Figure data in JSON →
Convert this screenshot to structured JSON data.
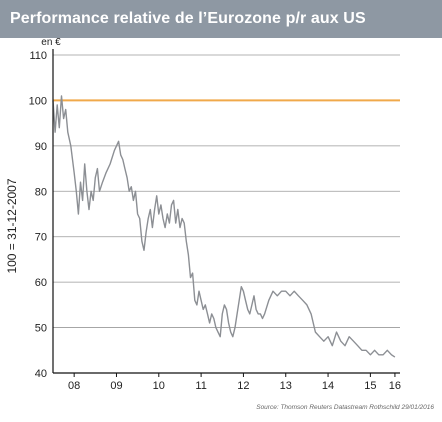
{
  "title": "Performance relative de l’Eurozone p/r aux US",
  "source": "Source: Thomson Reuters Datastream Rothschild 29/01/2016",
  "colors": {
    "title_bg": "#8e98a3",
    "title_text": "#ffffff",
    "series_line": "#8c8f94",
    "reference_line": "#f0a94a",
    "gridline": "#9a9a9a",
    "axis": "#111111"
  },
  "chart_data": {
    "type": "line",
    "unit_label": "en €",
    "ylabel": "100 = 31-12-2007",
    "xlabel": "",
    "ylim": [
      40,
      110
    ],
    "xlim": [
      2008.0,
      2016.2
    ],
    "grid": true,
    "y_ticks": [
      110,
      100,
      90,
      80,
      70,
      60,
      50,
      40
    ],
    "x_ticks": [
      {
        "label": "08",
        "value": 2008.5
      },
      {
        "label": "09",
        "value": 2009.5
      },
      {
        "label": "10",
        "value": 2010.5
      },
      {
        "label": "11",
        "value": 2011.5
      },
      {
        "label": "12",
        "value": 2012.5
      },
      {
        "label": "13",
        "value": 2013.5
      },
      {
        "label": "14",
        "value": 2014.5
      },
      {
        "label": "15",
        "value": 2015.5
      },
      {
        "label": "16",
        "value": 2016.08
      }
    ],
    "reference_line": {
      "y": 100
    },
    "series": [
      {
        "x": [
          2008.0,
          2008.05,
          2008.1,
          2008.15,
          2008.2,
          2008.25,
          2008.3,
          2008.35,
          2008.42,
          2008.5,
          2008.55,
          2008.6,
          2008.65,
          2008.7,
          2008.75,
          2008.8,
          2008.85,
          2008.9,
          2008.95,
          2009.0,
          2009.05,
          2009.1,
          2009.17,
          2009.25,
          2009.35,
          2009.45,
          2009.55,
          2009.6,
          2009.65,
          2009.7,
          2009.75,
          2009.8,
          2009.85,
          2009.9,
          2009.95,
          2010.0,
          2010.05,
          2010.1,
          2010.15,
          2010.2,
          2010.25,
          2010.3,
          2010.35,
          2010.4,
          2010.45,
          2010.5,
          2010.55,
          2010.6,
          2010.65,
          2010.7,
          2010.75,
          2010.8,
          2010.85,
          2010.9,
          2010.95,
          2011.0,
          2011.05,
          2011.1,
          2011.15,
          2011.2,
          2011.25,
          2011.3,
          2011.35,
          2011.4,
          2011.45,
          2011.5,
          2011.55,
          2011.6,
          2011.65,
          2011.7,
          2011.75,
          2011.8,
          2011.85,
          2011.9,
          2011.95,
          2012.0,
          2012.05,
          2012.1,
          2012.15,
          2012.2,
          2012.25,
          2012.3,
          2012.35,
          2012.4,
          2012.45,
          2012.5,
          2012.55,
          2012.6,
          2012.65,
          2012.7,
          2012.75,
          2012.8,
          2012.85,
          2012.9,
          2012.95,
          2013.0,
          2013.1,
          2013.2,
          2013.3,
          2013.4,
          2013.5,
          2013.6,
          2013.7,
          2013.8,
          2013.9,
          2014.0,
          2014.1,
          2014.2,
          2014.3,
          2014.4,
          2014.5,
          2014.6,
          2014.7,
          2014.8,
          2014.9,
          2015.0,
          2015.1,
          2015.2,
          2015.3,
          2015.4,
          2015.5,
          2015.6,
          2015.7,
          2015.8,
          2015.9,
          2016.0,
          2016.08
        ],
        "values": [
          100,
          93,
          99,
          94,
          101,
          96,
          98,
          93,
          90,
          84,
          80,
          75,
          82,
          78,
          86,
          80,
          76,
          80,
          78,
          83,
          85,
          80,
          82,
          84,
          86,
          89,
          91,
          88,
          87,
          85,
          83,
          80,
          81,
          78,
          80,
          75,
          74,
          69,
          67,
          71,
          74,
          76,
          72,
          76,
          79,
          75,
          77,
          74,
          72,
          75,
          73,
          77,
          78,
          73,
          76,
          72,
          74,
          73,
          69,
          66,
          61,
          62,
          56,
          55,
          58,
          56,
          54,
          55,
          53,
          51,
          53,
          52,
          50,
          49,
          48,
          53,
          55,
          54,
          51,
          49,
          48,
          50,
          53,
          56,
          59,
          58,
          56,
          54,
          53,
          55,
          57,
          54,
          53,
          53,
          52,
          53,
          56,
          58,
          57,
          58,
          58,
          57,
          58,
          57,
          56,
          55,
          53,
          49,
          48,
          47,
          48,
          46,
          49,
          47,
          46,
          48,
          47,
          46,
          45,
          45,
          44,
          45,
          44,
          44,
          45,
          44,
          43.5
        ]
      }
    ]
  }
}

Stated exercise → Take the data above and repeat it exactly, leaving each picture out.

Task answer →
Convert this screenshot to structured JSON data.
{
  "title": "Performance relative de l’Eurozone p/r aux US",
  "source": "Source: Thomson Reuters Datastream Rothschild 29/01/2016",
  "colors": {
    "title_bg": "#8e98a3",
    "title_text": "#ffffff",
    "series_line": "#8c8f94",
    "reference_line": "#f0a94a",
    "gridline": "#9a9a9a",
    "axis": "#111111"
  },
  "chart_data": {
    "type": "line",
    "unit_label": "en €",
    "ylabel": "100 = 31-12-2007",
    "xlabel": "",
    "ylim": [
      40,
      110
    ],
    "xlim": [
      2008.0,
      2016.2
    ],
    "grid": true,
    "y_ticks": [
      110,
      100,
      90,
      80,
      70,
      60,
      50,
      40
    ],
    "x_ticks": [
      {
        "label": "08",
        "value": 2008.5
      },
      {
        "label": "09",
        "value": 2009.5
      },
      {
        "label": "10",
        "value": 2010.5
      },
      {
        "label": "11",
        "value": 2011.5
      },
      {
        "label": "12",
        "value": 2012.5
      },
      {
        "label": "13",
        "value": 2013.5
      },
      {
        "label": "14",
        "value": 2014.5
      },
      {
        "label": "15",
        "value": 2015.5
      },
      {
        "label": "16",
        "value": 2016.08
      }
    ],
    "reference_line": {
      "y": 100
    },
    "series": [
      {
        "x": [
          2008.0,
          2008.05,
          2008.1,
          2008.15,
          2008.2,
          2008.25,
          2008.3,
          2008.35,
          2008.42,
          2008.5,
          2008.55,
          2008.6,
          2008.65,
          2008.7,
          2008.75,
          2008.8,
          2008.85,
          2008.9,
          2008.95,
          2009.0,
          2009.05,
          2009.1,
          2009.17,
          2009.25,
          2009.35,
          2009.45,
          2009.55,
          2009.6,
          2009.65,
          2009.7,
          2009.75,
          2009.8,
          2009.85,
          2009.9,
          2009.95,
          2010.0,
          2010.05,
          2010.1,
          2010.15,
          2010.2,
          2010.25,
          2010.3,
          2010.35,
          2010.4,
          2010.45,
          2010.5,
          2010.55,
          2010.6,
          2010.65,
          2010.7,
          2010.75,
          2010.8,
          2010.85,
          2010.9,
          2010.95,
          2011.0,
          2011.05,
          2011.1,
          2011.15,
          2011.2,
          2011.25,
          2011.3,
          2011.35,
          2011.4,
          2011.45,
          2011.5,
          2011.55,
          2011.6,
          2011.65,
          2011.7,
          2011.75,
          2011.8,
          2011.85,
          2011.9,
          2011.95,
          2012.0,
          2012.05,
          2012.1,
          2012.15,
          2012.2,
          2012.25,
          2012.3,
          2012.35,
          2012.4,
          2012.45,
          2012.5,
          2012.55,
          2012.6,
          2012.65,
          2012.7,
          2012.75,
          2012.8,
          2012.85,
          2012.9,
          2012.95,
          2013.0,
          2013.1,
          2013.2,
          2013.3,
          2013.4,
          2013.5,
          2013.6,
          2013.7,
          2013.8,
          2013.9,
          2014.0,
          2014.1,
          2014.2,
          2014.3,
          2014.4,
          2014.5,
          2014.6,
          2014.7,
          2014.8,
          2014.9,
          2015.0,
          2015.1,
          2015.2,
          2015.3,
          2015.4,
          2015.5,
          2015.6,
          2015.7,
          2015.8,
          2015.9,
          2016.0,
          2016.08
        ],
        "values": [
          100,
          93,
          99,
          94,
          101,
          96,
          98,
          93,
          90,
          84,
          80,
          75,
          82,
          78,
          86,
          80,
          76,
          80,
          78,
          83,
          85,
          80,
          82,
          84,
          86,
          89,
          91,
          88,
          87,
          85,
          83,
          80,
          81,
          78,
          80,
          75,
          74,
          69,
          67,
          71,
          74,
          76,
          72,
          76,
          79,
          75,
          77,
          74,
          72,
          75,
          73,
          77,
          78,
          73,
          76,
          72,
          74,
          73,
          69,
          66,
          61,
          62,
          56,
          55,
          58,
          56,
          54,
          55,
          53,
          51,
          53,
          52,
          50,
          49,
          48,
          53,
          55,
          54,
          51,
          49,
          48,
          50,
          53,
          56,
          59,
          58,
          56,
          54,
          53,
          55,
          57,
          54,
          53,
          53,
          52,
          53,
          56,
          58,
          57,
          58,
          58,
          57,
          58,
          57,
          56,
          55,
          53,
          49,
          48,
          47,
          48,
          46,
          49,
          47,
          46,
          48,
          47,
          46,
          45,
          45,
          44,
          45,
          44,
          44,
          45,
          44,
          43.5
        ]
      }
    ]
  }
}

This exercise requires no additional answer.